RAW RECORDS
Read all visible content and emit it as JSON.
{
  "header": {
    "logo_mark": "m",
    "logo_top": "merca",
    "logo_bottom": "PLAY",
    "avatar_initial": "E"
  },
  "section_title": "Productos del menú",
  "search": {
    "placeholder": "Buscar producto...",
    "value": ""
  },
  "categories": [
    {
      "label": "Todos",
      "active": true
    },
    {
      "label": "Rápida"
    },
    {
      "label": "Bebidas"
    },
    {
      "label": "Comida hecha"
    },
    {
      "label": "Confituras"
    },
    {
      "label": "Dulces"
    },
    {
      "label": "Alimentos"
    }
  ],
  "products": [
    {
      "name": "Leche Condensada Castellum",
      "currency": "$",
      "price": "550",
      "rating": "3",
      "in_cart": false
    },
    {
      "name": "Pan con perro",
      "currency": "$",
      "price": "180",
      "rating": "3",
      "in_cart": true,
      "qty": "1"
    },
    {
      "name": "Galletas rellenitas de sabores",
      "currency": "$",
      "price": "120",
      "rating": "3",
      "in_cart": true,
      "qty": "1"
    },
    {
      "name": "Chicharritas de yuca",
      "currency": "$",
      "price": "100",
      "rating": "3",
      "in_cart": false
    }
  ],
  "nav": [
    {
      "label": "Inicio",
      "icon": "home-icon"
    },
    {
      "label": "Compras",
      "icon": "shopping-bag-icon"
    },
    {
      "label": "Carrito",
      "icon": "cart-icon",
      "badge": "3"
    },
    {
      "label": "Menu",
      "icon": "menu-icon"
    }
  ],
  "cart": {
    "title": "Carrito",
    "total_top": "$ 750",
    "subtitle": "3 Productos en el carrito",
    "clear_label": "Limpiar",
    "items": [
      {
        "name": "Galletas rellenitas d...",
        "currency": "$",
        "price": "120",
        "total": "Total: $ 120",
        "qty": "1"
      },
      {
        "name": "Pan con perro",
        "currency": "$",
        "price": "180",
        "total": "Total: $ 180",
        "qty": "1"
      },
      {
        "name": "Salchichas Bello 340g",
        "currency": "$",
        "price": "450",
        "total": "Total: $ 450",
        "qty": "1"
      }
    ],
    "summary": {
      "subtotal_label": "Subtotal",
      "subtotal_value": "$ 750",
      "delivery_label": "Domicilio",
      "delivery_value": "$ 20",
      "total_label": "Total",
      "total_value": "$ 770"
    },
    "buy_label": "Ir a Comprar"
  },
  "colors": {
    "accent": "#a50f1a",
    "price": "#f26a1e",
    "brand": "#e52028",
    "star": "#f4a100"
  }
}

WHAT YOU HAVE TO DO
Select all lines in the listing above where the word "name" appears, and show them.

TASK OUTPUT
      "name": "Leche Condensada Castellum",
      "name": "Pan con perro",
      "name": "Galletas rellenitas de sabores",
      "name": "Chicharritas de yuca",
        "name": "Galletas rellenitas d...",
        "name": "Pan con perro",
        "name": "Salchichas Bello 340g",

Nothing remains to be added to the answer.